↓

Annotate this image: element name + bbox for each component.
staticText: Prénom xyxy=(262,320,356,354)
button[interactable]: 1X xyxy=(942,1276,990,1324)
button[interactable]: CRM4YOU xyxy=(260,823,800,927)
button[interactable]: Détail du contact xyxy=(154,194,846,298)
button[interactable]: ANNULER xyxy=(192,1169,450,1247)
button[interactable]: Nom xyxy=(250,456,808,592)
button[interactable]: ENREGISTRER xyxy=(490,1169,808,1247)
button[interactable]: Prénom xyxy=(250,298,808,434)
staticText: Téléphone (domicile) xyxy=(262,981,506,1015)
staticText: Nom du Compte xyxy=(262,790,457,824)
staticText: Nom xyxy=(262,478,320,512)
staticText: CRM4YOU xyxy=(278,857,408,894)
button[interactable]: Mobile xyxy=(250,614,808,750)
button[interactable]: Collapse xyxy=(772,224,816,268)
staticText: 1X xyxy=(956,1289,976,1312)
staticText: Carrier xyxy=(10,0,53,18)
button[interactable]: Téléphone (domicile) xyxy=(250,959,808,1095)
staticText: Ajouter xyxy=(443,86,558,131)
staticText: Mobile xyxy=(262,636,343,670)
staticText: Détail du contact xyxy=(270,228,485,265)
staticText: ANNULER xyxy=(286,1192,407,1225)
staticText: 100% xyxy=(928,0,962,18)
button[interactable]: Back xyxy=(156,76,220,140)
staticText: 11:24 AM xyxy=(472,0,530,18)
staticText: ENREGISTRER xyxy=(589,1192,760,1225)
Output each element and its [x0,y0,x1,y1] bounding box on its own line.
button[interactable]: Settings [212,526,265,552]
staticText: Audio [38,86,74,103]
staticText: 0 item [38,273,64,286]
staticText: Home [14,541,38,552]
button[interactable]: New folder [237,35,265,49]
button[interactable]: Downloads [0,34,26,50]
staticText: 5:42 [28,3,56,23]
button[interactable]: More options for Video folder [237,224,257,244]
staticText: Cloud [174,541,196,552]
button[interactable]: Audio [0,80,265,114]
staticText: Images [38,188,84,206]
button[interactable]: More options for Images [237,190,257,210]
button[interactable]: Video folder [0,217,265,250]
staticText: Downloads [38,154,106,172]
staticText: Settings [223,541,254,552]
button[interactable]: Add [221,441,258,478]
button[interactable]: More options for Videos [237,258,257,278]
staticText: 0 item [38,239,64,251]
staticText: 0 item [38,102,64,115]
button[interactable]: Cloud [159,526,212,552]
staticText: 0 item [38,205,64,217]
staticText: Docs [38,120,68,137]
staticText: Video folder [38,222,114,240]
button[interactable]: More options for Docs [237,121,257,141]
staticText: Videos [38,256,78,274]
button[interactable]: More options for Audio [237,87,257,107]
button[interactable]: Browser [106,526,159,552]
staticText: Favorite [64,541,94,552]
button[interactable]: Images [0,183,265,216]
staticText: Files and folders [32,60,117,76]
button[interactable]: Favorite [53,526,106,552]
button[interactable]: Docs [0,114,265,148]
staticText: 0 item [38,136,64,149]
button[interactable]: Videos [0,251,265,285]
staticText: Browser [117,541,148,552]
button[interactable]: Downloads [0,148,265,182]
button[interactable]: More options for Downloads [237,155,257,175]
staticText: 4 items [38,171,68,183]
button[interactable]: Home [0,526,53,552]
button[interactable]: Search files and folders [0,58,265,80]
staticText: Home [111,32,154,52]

↑

EXERCISE OBJECTIVE
Copy the material above word for word, starting from its first line and ending with the line that contains "staticText: Nom xyxy=(262,478,320,512)", including that line.

RESULT FOR THIS EXERCISE
Annotate this image: element name + bbox for each component.
staticText: Prénom xyxy=(262,320,356,354)
button[interactable]: 1X xyxy=(942,1276,990,1324)
button[interactable]: CRM4YOU xyxy=(260,823,800,927)
button[interactable]: Détail du contact xyxy=(154,194,846,298)
button[interactable]: ANNULER xyxy=(192,1169,450,1247)
button[interactable]: Nom xyxy=(250,456,808,592)
button[interactable]: ENREGISTRER xyxy=(490,1169,808,1247)
button[interactable]: Prénom xyxy=(250,298,808,434)
staticText: Téléphone (domicile) xyxy=(262,981,506,1015)
staticText: Nom du Compte xyxy=(262,790,457,824)
staticText: Nom xyxy=(262,478,320,512)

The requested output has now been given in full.